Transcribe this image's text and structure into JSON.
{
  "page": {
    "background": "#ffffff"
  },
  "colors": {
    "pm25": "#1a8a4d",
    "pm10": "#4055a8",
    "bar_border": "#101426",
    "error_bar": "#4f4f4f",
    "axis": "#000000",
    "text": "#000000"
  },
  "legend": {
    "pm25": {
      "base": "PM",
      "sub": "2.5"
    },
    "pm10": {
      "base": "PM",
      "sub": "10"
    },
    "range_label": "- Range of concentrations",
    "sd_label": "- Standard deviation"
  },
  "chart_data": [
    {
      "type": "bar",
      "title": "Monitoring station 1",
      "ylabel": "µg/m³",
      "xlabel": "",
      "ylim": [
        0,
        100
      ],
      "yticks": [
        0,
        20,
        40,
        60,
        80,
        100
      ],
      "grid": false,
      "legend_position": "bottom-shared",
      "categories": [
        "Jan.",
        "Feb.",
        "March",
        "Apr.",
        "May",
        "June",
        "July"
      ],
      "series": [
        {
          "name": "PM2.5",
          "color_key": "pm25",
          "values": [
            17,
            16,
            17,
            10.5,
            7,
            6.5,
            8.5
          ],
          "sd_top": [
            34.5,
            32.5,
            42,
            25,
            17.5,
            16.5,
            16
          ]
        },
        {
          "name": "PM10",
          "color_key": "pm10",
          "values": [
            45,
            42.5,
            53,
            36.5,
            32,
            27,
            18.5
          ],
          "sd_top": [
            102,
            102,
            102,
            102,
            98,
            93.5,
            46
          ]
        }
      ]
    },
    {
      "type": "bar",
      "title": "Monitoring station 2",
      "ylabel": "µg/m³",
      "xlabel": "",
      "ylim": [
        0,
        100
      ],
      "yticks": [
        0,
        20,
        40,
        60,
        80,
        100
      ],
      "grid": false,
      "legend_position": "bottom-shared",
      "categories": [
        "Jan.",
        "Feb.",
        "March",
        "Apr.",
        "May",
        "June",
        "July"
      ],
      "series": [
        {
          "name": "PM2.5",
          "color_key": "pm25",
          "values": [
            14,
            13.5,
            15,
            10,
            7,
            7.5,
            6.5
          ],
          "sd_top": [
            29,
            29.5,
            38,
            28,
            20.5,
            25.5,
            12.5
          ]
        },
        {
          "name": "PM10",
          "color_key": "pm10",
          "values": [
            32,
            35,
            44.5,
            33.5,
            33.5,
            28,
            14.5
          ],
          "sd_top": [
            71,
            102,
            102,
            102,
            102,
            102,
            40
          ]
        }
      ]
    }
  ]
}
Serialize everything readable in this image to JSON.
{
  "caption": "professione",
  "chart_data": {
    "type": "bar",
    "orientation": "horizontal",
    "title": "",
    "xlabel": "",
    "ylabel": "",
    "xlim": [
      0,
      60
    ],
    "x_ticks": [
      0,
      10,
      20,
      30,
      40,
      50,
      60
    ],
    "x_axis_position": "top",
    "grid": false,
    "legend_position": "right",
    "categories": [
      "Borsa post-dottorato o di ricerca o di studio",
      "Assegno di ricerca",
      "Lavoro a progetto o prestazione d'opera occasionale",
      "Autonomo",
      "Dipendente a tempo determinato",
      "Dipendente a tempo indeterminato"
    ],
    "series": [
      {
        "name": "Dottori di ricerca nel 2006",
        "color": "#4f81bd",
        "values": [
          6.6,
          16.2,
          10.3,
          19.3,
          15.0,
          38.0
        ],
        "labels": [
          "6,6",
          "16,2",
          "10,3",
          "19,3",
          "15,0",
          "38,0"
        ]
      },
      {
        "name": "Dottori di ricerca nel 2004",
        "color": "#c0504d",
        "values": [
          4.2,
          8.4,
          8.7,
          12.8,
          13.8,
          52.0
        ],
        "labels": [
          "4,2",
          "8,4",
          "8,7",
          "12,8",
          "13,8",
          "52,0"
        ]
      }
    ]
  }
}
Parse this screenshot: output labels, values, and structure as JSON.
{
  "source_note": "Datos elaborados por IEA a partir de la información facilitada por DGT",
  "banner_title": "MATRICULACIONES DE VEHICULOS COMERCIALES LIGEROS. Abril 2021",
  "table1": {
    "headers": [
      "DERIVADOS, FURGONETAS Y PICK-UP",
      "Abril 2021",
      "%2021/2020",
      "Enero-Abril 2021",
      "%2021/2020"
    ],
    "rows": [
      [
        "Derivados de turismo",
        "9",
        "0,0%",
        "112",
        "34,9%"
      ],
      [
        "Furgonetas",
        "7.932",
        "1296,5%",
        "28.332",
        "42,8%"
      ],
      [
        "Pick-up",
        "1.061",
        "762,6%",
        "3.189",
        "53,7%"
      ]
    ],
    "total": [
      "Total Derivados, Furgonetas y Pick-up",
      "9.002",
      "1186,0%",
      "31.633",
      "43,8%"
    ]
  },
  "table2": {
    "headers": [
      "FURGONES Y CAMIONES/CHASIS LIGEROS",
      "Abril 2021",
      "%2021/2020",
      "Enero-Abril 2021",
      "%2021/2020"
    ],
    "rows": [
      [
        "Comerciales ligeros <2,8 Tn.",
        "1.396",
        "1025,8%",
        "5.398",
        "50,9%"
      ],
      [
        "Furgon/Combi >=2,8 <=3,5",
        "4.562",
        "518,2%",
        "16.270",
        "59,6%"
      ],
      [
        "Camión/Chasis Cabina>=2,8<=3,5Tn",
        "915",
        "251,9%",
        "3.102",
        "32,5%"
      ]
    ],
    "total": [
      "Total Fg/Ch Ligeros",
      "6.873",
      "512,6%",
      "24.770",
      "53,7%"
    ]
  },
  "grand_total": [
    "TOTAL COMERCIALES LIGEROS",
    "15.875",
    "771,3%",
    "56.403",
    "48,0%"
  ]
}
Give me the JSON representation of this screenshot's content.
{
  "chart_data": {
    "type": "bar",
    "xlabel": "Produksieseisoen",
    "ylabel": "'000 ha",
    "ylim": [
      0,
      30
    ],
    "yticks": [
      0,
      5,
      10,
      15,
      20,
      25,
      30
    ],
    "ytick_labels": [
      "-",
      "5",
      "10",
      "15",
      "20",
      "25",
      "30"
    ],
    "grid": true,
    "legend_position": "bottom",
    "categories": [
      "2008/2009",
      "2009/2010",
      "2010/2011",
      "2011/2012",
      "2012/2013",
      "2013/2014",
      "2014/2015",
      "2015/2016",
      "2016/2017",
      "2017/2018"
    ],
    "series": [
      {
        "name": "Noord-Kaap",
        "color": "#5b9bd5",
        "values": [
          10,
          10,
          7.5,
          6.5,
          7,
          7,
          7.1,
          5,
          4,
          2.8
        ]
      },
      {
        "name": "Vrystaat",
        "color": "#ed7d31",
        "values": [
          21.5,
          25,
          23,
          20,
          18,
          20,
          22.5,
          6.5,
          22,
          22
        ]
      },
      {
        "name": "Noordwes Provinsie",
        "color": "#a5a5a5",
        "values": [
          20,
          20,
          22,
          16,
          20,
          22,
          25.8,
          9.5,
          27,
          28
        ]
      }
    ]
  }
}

++++++++

GOAL
Give back the whole listing, word for word.

OUTPUT FOR THIS EXERCISE
Transcribe this image's text and structure into JSON.
{
  "page": {
    "background": "#ffffff"
  },
  "colors": {
    "pm25": "#1a8a4d",
    "pm10": "#4055a8",
    "bar_border": "#101426",
    "error_bar": "#4f4f4f",
    "axis": "#000000",
    "text": "#000000"
  },
  "legend": {
    "pm25": {
      "base": "PM",
      "sub": "2.5"
    },
    "pm10": {
      "base": "PM",
      "sub": "10"
    },
    "range_label": "- Range of concentrations",
    "sd_label": "- Standard deviation"
  },
  "chart_data": [
    {
      "type": "bar",
      "title": "Monitoring station 1",
      "ylabel": "µg/m³",
      "xlabel": "",
      "ylim": [
        0,
        100
      ],
      "yticks": [
        0,
        20,
        40,
        60,
        80,
        100
      ],
      "grid": false,
      "legend_position": "bottom-shared",
      "categories": [
        "Jan.",
        "Feb.",
        "March",
        "Apr.",
        "May",
        "June",
        "July"
      ],
      "series": [
        {
          "name": "PM2.5",
          "color_key": "pm25",
          "values": [
            17,
            16,
            17,
            10.5,
            7,
            6.5,
            8.5
          ],
          "sd_top": [
            34.5,
            32.5,
            42,
            25,
            17.5,
            16.5,
            16
          ]
        },
        {
          "name": "PM10",
          "color_key": "pm10",
          "values": [
            45,
            42.5,
            53,
            36.5,
            32,
            27,
            18.5
          ],
          "sd_top": [
            102,
            102,
            102,
            102,
            98,
            93.5,
            46
          ]
        }
      ]
    },
    {
      "type": "bar",
      "title": "Monitoring station 2",
      "ylabel": "µg/m³",
      "xlabel": "",
      "ylim": [
        0,
        100
      ],
      "yticks": [
        0,
        20,
        40,
        60,
        80,
        100
      ],
      "grid": false,
      "legend_position": "bottom-shared",
      "categories": [
        "Jan.",
        "Feb.",
        "March",
        "Apr.",
        "May",
        "June",
        "July"
      ],
      "series": [
        {
          "name": "PM2.5",
          "color_key": "pm25",
          "values": [
            14,
            13.5,
            15,
            10,
            7,
            7.5,
            6.5
          ],
          "sd_top": [
            29,
            29.5,
            38,
            28,
            20.5,
            25.5,
            12.5
          ]
        },
        {
          "name": "PM10",
          "color_key": "pm10",
          "values": [
            32,
            35,
            44.5,
            33.5,
            33.5,
            28,
            14.5
          ],
          "sd_top": [
            71,
            102,
            102,
            102,
            102,
            102,
            40
          ]
        }
      ]
    }
  ]
}
Serialize everything readable in this image to JSON.
{
  "caption": "professione",
  "chart_data": {
    "type": "bar",
    "orientation": "horizontal",
    "title": "",
    "xlabel": "",
    "ylabel": "",
    "xlim": [
      0,
      60
    ],
    "x_ticks": [
      0,
      10,
      20,
      30,
      40,
      50,
      60
    ],
    "x_axis_position": "top",
    "grid": false,
    "legend_position": "right",
    "categories": [
      "Borsa post-dottorato o di ricerca o di studio",
      "Assegno di ricerca",
      "Lavoro a progetto o prestazione d'opera occasionale",
      "Autonomo",
      "Dipendente a tempo determinato",
      "Dipendente a tempo indeterminato"
    ],
    "series": [
      {
        "name": "Dottori di ricerca nel 2006",
        "color": "#4f81bd",
        "values": [
          6.6,
          16.2,
          10.3,
          19.3,
          15.0,
          38.0
        ],
        "labels": [
          "6,6",
          "16,2",
          "10,3",
          "19,3",
          "15,0",
          "38,0"
        ]
      },
      {
        "name": "Dottori di ricerca nel 2004",
        "color": "#c0504d",
        "values": [
          4.2,
          8.4,
          8.7,
          12.8,
          13.8,
          52.0
        ],
        "labels": [
          "4,2",
          "8,4",
          "8,7",
          "12,8",
          "13,8",
          "52,0"
        ]
      }
    ]
  }
}
Parse this screenshot: output labels, values, and structure as JSON.
{
  "source_note": "Datos elaborados por IEA a partir de la información facilitada por DGT",
  "banner_title": "MATRICULACIONES DE VEHICULOS COMERCIALES LIGEROS. Abril 2021",
  "table1": {
    "headers": [
      "DERIVADOS, FURGONETAS Y PICK-UP",
      "Abril 2021",
      "%2021/2020",
      "Enero-Abril 2021",
      "%2021/2020"
    ],
    "rows": [
      [
        "Derivados de turismo",
        "9",
        "0,0%",
        "112",
        "34,9%"
      ],
      [
        "Furgonetas",
        "7.932",
        "1296,5%",
        "28.332",
        "42,8%"
      ],
      [
        "Pick-up",
        "1.061",
        "762,6%",
        "3.189",
        "53,7%"
      ]
    ],
    "total": [
      "Total Derivados, Furgonetas y Pick-up",
      "9.002",
      "1186,0%",
      "31.633",
      "43,8%"
    ]
  },
  "table2": {
    "headers": [
      "FURGONES Y CAMIONES/CHASIS LIGEROS",
      "Abril 2021",
      "%2021/2020",
      "Enero-Abril 2021",
      "%2021/2020"
    ],
    "rows": [
      [
        "Comerciales ligeros <2,8 Tn.",
        "1.396",
        "1025,8%",
        "5.398",
        "50,9%"
      ],
      [
        "Furgon/Combi >=2,8 <=3,5",
        "4.562",
        "518,2%",
        "16.270",
        "59,6%"
      ],
      [
        "Camión/Chasis Cabina>=2,8<=3,5Tn",
        "915",
        "251,9%",
        "3.102",
        "32,5%"
      ]
    ],
    "total": [
      "Total Fg/Ch Ligeros",
      "6.873",
      "512,6%",
      "24.770",
      "53,7%"
    ]
  },
  "grand_total": [
    "TOTAL COMERCIALES LIGEROS",
    "15.875",
    "771,3%",
    "56.403",
    "48,0%"
  ]
}
Give me the JSON representation of this screenshot's content.
{
  "chart_data": {
    "type": "bar",
    "xlabel": "Produksieseisoen",
    "ylabel": "'000 ha",
    "ylim": [
      0,
      30
    ],
    "yticks": [
      0,
      5,
      10,
      15,
      20,
      25,
      30
    ],
    "ytick_labels": [
      "-",
      "5",
      "10",
      "15",
      "20",
      "25",
      "30"
    ],
    "grid": true,
    "legend_position": "bottom",
    "categories": [
      "2008/2009",
      "2009/2010",
      "2010/2011",
      "2011/2012",
      "2012/2013",
      "2013/2014",
      "2014/2015",
      "2015/2016",
      "2016/2017",
      "2017/2018"
    ],
    "series": [
      {
        "name": "Noord-Kaap",
        "color": "#5b9bd5",
        "values": [
          10,
          10,
          7.5,
          6.5,
          7,
          7,
          7.1,
          5,
          4,
          2.8
        ]
      },
      {
        "name": "Vrystaat",
        "color": "#ed7d31",
        "values": [
          21.5,
          25,
          23,
          20,
          18,
          20,
          22.5,
          6.5,
          22,
          22
        ]
      },
      {
        "name": "Noordwes Provinsie",
        "color": "#a5a5a5",
        "values": [
          20,
          20,
          22,
          16,
          20,
          22,
          25.8,
          9.5,
          27,
          28
        ]
      }
    ]
  }
}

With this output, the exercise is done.